### Written problem
Reproduce all of the data exactly, with no line skipped.
--- BEGIN Material ---
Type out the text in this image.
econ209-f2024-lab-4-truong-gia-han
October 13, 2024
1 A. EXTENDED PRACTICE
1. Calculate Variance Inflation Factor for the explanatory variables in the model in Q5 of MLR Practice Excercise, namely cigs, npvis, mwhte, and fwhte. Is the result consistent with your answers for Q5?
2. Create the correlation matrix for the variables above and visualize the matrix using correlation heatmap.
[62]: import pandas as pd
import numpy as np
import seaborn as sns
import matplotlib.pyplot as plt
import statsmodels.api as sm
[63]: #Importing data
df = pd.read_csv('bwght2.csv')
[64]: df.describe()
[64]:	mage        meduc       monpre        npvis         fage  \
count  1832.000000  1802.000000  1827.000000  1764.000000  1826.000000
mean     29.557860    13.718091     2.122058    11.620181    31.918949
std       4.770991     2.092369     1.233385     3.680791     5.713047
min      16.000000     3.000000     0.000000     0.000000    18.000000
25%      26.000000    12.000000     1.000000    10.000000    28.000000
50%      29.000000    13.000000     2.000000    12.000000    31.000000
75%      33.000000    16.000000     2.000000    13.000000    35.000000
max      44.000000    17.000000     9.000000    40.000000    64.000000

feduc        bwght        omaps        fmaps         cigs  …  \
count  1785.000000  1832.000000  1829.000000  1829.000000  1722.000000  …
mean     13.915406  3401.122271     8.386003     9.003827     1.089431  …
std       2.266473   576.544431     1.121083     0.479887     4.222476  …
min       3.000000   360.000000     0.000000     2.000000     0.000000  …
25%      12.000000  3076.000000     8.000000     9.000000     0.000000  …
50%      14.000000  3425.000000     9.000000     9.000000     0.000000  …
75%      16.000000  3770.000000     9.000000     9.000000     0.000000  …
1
--- END Material ---
### Full output
Type out the text in this image.
econ209-f2024-lab-4-truong-gia-han
October 13, 2024
1 A. EXTENDED PRACTICE
1. Calculate Variance Inflation Factor for the explanatory variables in the model in Q5 of MLR Practice Excercise, namely cigs, npvis, mwhte, and fwhte. Is the result consistent with your answers for Q5?
2. Create the correlation matrix for the variables above and visualize the matrix using correlation heatmap.
[62]: import pandas as pd
import numpy as np
import seaborn as sns
import matplotlib.pyplot as plt
import statsmodels.api as sm
[63]: #Importing data
df = pd.read_csv('bwght2.csv')
[64]: df.describe()
[64]:	mage        meduc       monpre        npvis         fage  \
count  1832.000000  1802.000000  1827.000000  1764.000000  1826.000000
mean     29.557860    13.718091     2.122058    11.620181    31.918949
std       4.770991     2.092369     1.233385     3.680791     5.713047
min      16.000000     3.000000     0.000000     0.000000    18.000000
25%      26.000000    12.000000     1.000000    10.000000    28.000000
50%      29.000000    13.000000     2.000000    12.000000    31.000000
75%      33.000000    16.000000     2.000000    13.000000    35.000000
max      44.000000    17.000000     9.000000    40.000000    64.000000

feduc        bwght        omaps        fmaps         cigs  …  \
count  1785.000000  1832.000000  1829.000000  1829.000000  1722.000000  …
mean     13.915406  3401.122271     8.386003     9.003827     1.089431  …
std       2.266473   576.544431     1.121083     0.479887     4.222476  …
min       3.000000   360.000000     0.000000     2.000000     0.000000  …
25%      12.000000  3076.000000     8.000000     9.000000     0.000000  …
50%      14.000000  3425.000000     9.000000     9.000000     0.000000  …
75%      16.000000  3770.000000     9.000000     9.000000     0.000000  …
1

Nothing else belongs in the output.